Brief
Images are not part of the copy; write out the rest of the data exactly as given.

Input rows

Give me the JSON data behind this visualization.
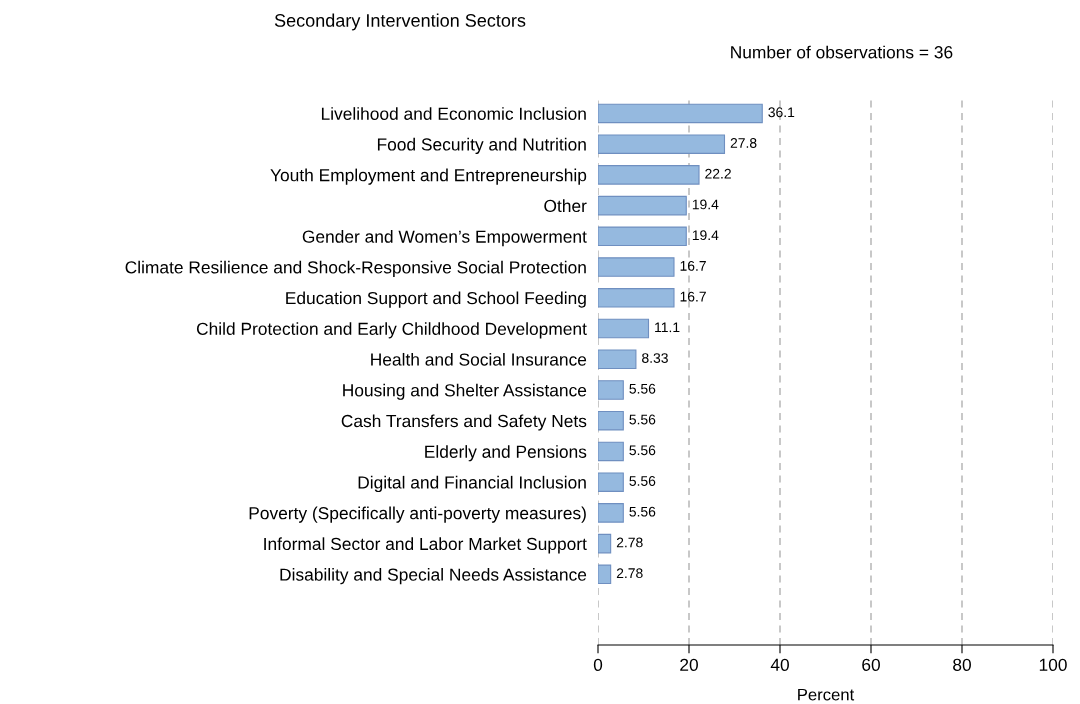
{
  "chart_data": {
    "type": "bar",
    "orientation": "horizontal",
    "title": "Secondary Intervention Sectors",
    "xlabel": "Percent",
    "annotations": [
      "Number of observations = 36"
    ],
    "categories": [
      "Livelihood and Economic Inclusion",
      "Food Security and Nutrition",
      "Youth Employment and Entrepreneurship",
      "Other",
      "Gender and Women’s Empowerment",
      "Climate Resilience and Shock-Responsive Social Protection",
      "Education Support and School Feeding",
      "Child Protection and Early Childhood Development",
      "Health and Social Insurance",
      "Housing and Shelter Assistance",
      "Cash Transfers and Safety Nets",
      "Elderly and Pensions",
      "Digital and Financial Inclusion",
      "Poverty (Specifically anti-poverty measures)",
      "Informal Sector and Labor Market Support",
      "Disability and Special Needs Assistance"
    ],
    "values": [
      36.1,
      27.8,
      22.2,
      19.4,
      19.4,
      16.7,
      16.7,
      11.1,
      8.33,
      5.56,
      5.56,
      5.56,
      5.56,
      5.56,
      2.78,
      2.78
    ],
    "color": "#95b9df",
    "xlim": [
      0,
      100
    ],
    "xticks": [
      0,
      20,
      40,
      60,
      80,
      100
    ],
    "grid": "x",
    "data_labels": true
  }
}
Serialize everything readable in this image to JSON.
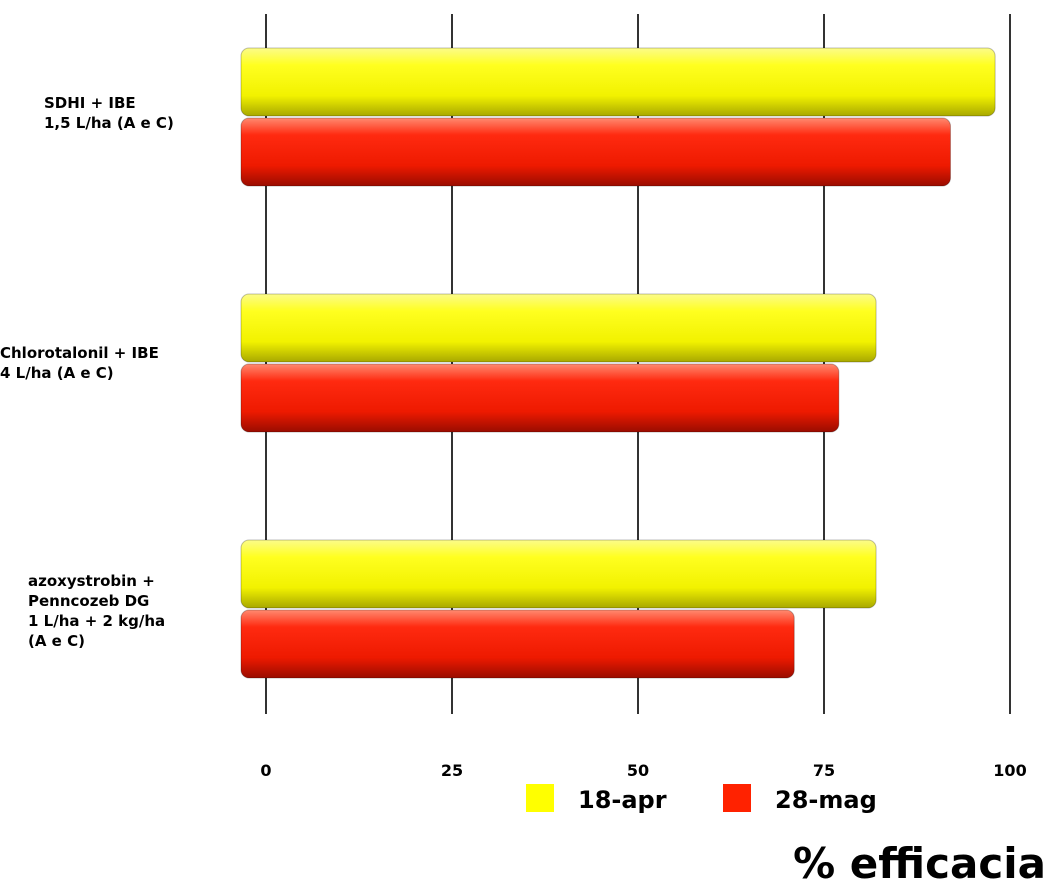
{
  "chart_data": {
    "type": "bar",
    "orientation": "horizontal",
    "categories": [
      [
        "SDHI + IBE",
        "1,5 L/ha (A e C)"
      ],
      [
        "Chlorotalonil + IBE",
        "4 L/ha (A e C)"
      ],
      [
        "azoxystrobin +",
        "Penncozeb DG",
        "1 L/ha + 2 kg/ha",
        "(A e C)"
      ]
    ],
    "series": [
      {
        "name": "18-apr",
        "color": "#ffff00",
        "values": [
          98,
          82,
          82
        ]
      },
      {
        "name": "28-mag",
        "color": "#ff2200",
        "values": [
          92,
          77,
          71
        ]
      }
    ],
    "xlabel": "% efficacia",
    "xlim": [
      0,
      100
    ],
    "xticks": [
      "0",
      "25",
      "50",
      "75",
      "100"
    ],
    "grid": true,
    "legend_position": "bottom-center"
  }
}
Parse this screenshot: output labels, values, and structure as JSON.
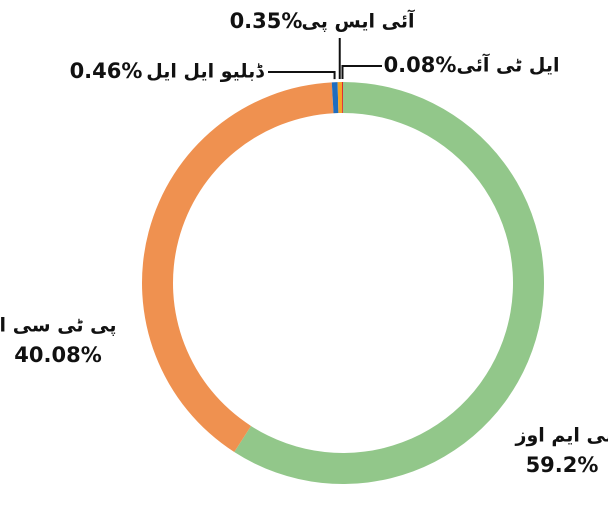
{
  "chart_data": {
    "type": "pie",
    "donut": true,
    "categories": [
      "سی ایم اوز",
      "پی ٹی سی ایل",
      "ڈبلیو ایل ایل",
      "آئی ایس پی",
      "ایل ٹی آئی"
    ],
    "values": [
      59.2,
      40.08,
      0.46,
      0.35,
      0.08
    ],
    "value_labels": [
      "59.2%",
      "40.08%",
      "0.46%",
      "0.35%",
      "0.08%"
    ],
    "colors": [
      "#92c78a",
      "#ef9150",
      "#1f6dbf",
      "#f5a528",
      "#e0242a"
    ]
  }
}
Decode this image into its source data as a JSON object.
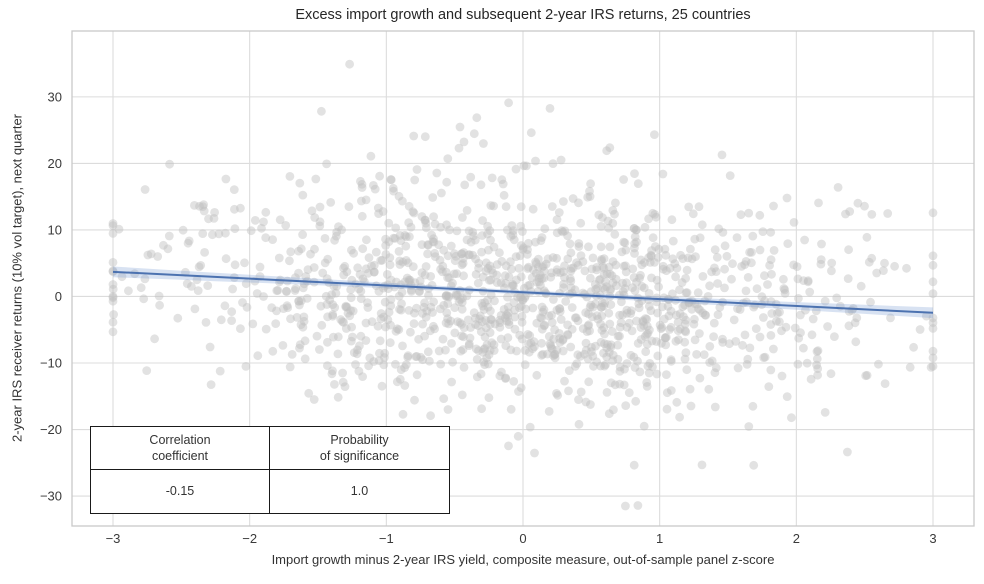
{
  "chart_data": {
    "type": "scatter",
    "title": "Excess import growth and subsequent 2-year IRS returns, 25 countries",
    "xlabel": "Import growth minus 2-year IRS yield, composite measure, out-of-sample panel z-score",
    "ylabel": "2-year IRS receiver returns (10% vol target), next quarter",
    "xticks": [
      -3,
      -2,
      -1,
      0,
      1,
      2,
      3
    ],
    "yticks": [
      -30,
      -20,
      -10,
      0,
      10,
      20,
      30
    ],
    "xlim": [
      -3.3,
      3.3
    ],
    "ylim": [
      -34.5,
      39.9
    ],
    "grid": true,
    "grid_color": "#dcdcdc",
    "spine_color": "#c9c9c9",
    "n_points": 1400,
    "x_winsorized_at": [
      -3,
      3
    ],
    "point_color": "#bebebe",
    "point_opacity": 0.45,
    "point_radius": 4.4,
    "regression": {
      "x_start": -3,
      "y_start": 3.7,
      "x_end": 3,
      "y_end": -2.45,
      "slope": -1.025,
      "intercept": 0.625,
      "line_color": "#4c72b0",
      "band_color": "#7f9fd4",
      "band_opacity": 0.3,
      "band_halfwidth_center": 0.3,
      "band_halfwidth_edge": 0.8
    },
    "scatter_generation": {
      "seed": 20240521,
      "x_sd": 1.25,
      "y_noise_sd": 7.8,
      "y_outlier_sd": 14.0,
      "y_outlier_frac": 0.07,
      "y_clamp": [
        -31.5,
        36.5
      ]
    },
    "stats_table": {
      "columns": [
        {
          "header_line1": "Correlation",
          "header_line2": "coefficient",
          "value": "-0.15"
        },
        {
          "header_line1": "Probability",
          "header_line2": "of significance",
          "value": "1.0"
        }
      ]
    }
  }
}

Response to the task
Give me the JSON data behind this visualization.
{
  "chart_data": {
    "type": "bar",
    "orientation": "horizontal",
    "title": "Secondary Intervention Sectors",
    "xlabel": "Percent",
    "annotations": [
      "Number of observations = 36"
    ],
    "categories": [
      "Livelihood and Economic Inclusion",
      "Food Security and Nutrition",
      "Youth Employment and Entrepreneurship",
      "Other",
      "Gender and Women’s Empowerment",
      "Climate Resilience and Shock-Responsive Social Protection",
      "Education Support and School Feeding",
      "Child Protection and Early Childhood Development",
      "Health and Social Insurance",
      "Housing and Shelter Assistance",
      "Cash Transfers and Safety Nets",
      "Elderly and Pensions",
      "Digital and Financial Inclusion",
      "Poverty (Specifically anti-poverty measures)",
      "Informal Sector and Labor Market Support",
      "Disability and Special Needs Assistance"
    ],
    "values": [
      36.1,
      27.8,
      22.2,
      19.4,
      19.4,
      16.7,
      16.7,
      11.1,
      8.33,
      5.56,
      5.56,
      5.56,
      5.56,
      5.56,
      2.78,
      2.78
    ],
    "color": "#95b9df",
    "xlim": [
      0,
      100
    ],
    "xticks": [
      0,
      20,
      40,
      60,
      80,
      100
    ],
    "grid": "x",
    "data_labels": true
  }
}
Serialize everything readable in this image to JSON.
{
  "chart_data": {
    "type": "bar",
    "orientation": "horizontal",
    "categories": [
      [
        "SDHI + IBE",
        "1,5 L/ha (A e C)"
      ],
      [
        "Chlorotalonil + IBE",
        "4 L/ha (A e C)"
      ],
      [
        "azoxystrobin +",
        "Penncozeb DG",
        "1 L/ha + 2 kg/ha",
        "(A e C)"
      ]
    ],
    "series": [
      {
        "name": "18-apr",
        "color": "#ffff00",
        "values": [
          98,
          82,
          82
        ]
      },
      {
        "name": "28-mag",
        "color": "#ff2200",
        "values": [
          92,
          77,
          71
        ]
      }
    ],
    "xlabel": "% efficacia",
    "xlim": [
      0,
      100
    ],
    "xticks": [
      "0",
      "25",
      "50",
      "75",
      "100"
    ],
    "grid": true,
    "legend_position": "bottom-center"
  }
}
Parse this screenshot: output labels, values, and structure as JSON.
{
  "chart_data": {
    "type": "pie",
    "donut": true,
    "categories": [
      "سی ایم اوز",
      "پی ٹی سی ایل",
      "ڈبلیو ایل ایل",
      "آئی ایس پی",
      "ایل ٹی آئی"
    ],
    "values": [
      59.2,
      40.08,
      0.46,
      0.35,
      0.08
    ],
    "value_labels": [
      "59.2%",
      "40.08%",
      "0.46%",
      "0.35%",
      "0.08%"
    ],
    "colors": [
      "#92c78a",
      "#ef9150",
      "#1f6dbf",
      "#f5a528",
      "#e0242a"
    ]
  }
}
Decode this image into its source data as a JSON object.
{
  "chart_data": {
    "type": "scatter",
    "title": "Excess import growth and subsequent 2-year IRS returns, 25 countries",
    "xlabel": "Import growth minus 2-year IRS yield, composite measure, out-of-sample panel z-score",
    "ylabel": "2-year IRS receiver returns (10% vol target), next quarter",
    "xticks": [
      -3,
      -2,
      -1,
      0,
      1,
      2,
      3
    ],
    "yticks": [
      -30,
      -20,
      -10,
      0,
      10,
      20,
      30
    ],
    "xlim": [
      -3.3,
      3.3
    ],
    "ylim": [
      -34.5,
      39.9
    ],
    "grid": true,
    "grid_color": "#dcdcdc",
    "spine_color": "#c9c9c9",
    "n_points": 1400,
    "x_winsorized_at": [
      -3,
      3
    ],
    "point_color": "#bebebe",
    "point_opacity": 0.45,
    "point_radius": 4.4,
    "regression": {
      "x_start": -3,
      "y_start": 3.7,
      "x_end": 3,
      "y_end": -2.45,
      "slope": -1.025,
      "intercept": 0.625,
      "line_color": "#4c72b0",
      "band_color": "#7f9fd4",
      "band_opacity": 0.3,
      "band_halfwidth_center": 0.3,
      "band_halfwidth_edge": 0.8
    },
    "scatter_generation": {
      "seed": 20240521,
      "x_sd": 1.25,
      "y_noise_sd": 7.8,
      "y_outlier_sd": 14.0,
      "y_outlier_frac": 0.07,
      "y_clamp": [
        -31.5,
        36.5
      ]
    },
    "stats_table": {
      "columns": [
        {
          "header_line1": "Correlation",
          "header_line2": "coefficient",
          "value": "-0.15"
        },
        {
          "header_line1": "Probability",
          "header_line2": "of significance",
          "value": "1.0"
        }
      ]
    }
  }
}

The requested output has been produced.